**Description of the task**
Copy each of the entries below faithfully, setting aside any pictures.

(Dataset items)
-*-*-

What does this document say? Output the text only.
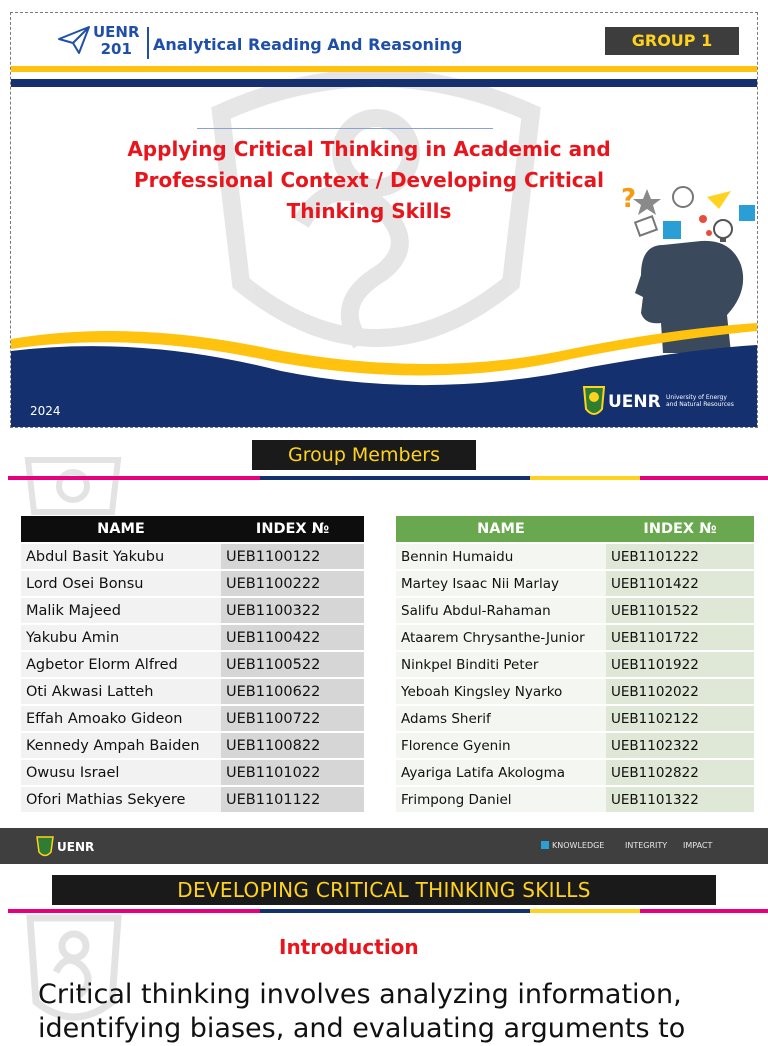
UENR
201	Analytical Reading And Reasoning	GROUP 1
Applying Critical Thinking in Academic and
Professional Context / Developing Critical
Thinking Skills	?
2024	UENR University of Energy
and Natural Resources
Group Members
NAME	INDEX №
Abdul Basit Yakubu	UEB1100122
Lord Osei Bonsu	UEB1100222
Malik Majeed	UEB1100322
Yakubu Amin	UEB1100422
Agbetor Elorm Alfred	UEB1100522
Oti Akwasi Latteh	UEB1100622
Effah Amoako Gideon	UEB1100722
Kennedy Ampah Baiden	UEB1100822
Owusu Israel	UEB1101022
Ofori Mathias Sekyere	UEB1101122
NAME	INDEX №
Bennin Humaidu	UEB1101222
Martey Isaac Nii Marlay	UEB1101422
Salifu Abdul-Rahaman	UEB1101522
Ataarem Chrysanthe-Junior	UEB1101722
Ninkpel Binditi Peter	UEB1101922
Yeboah Kingsley Nyarko	UEB1102022
Adams Sherif	UEB1102122
Florence Gyenin	UEB1102322
Ayariga Latifa Akologma	UEB1102822
Frimpong Daniel	UEB1101322
UENR	KNOWLEDGE	INTEGRITY IMPACT
DEVELOPING CRITICAL THINKING SKILLS
Introduction
Critical thinking involves analyzing information,
identifying biases, and evaluating arguments to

-*-*-

**Response**
What does this document say? Output the text only.
UENR
201	Analytical Reading And Reasoning	GROUP 1
Applying Critical Thinking in Academic and
Professional Context / Developing Critical
Thinking Skills	?
2024	UENR University of Energy
and Natural Resources
Group Members
NAME	INDEX №
Abdul Basit Yakubu	UEB1100122
Lord Osei Bonsu	UEB1100222
Malik Majeed	UEB1100322
Yakubu Amin	UEB1100422
Agbetor Elorm Alfred	UEB1100522
Oti Akwasi Latteh	UEB1100622
Effah Amoako Gideon	UEB1100722
Kennedy Ampah Baiden	UEB1100822
Owusu Israel	UEB1101022
Ofori Mathias Sekyere	UEB1101122
NAME	INDEX №
Bennin Humaidu	UEB1101222
Martey Isaac Nii Marlay	UEB1101422
Salifu Abdul-Rahaman	UEB1101522
Ataarem Chrysanthe-Junior	UEB1101722
Ninkpel Binditi Peter	UEB1101922
Yeboah Kingsley Nyarko	UEB1102022
Adams Sherif	UEB1102122
Florence Gyenin	UEB1102322
Ayariga Latifa Akologma	UEB1102822
Frimpong Daniel	UEB1101322
UENR	KNOWLEDGE	INTEGRITY IMPACT
DEVELOPING CRITICAL THINKING SKILLS
Introduction
Critical thinking involves analyzing information,
identifying biases, and evaluating arguments to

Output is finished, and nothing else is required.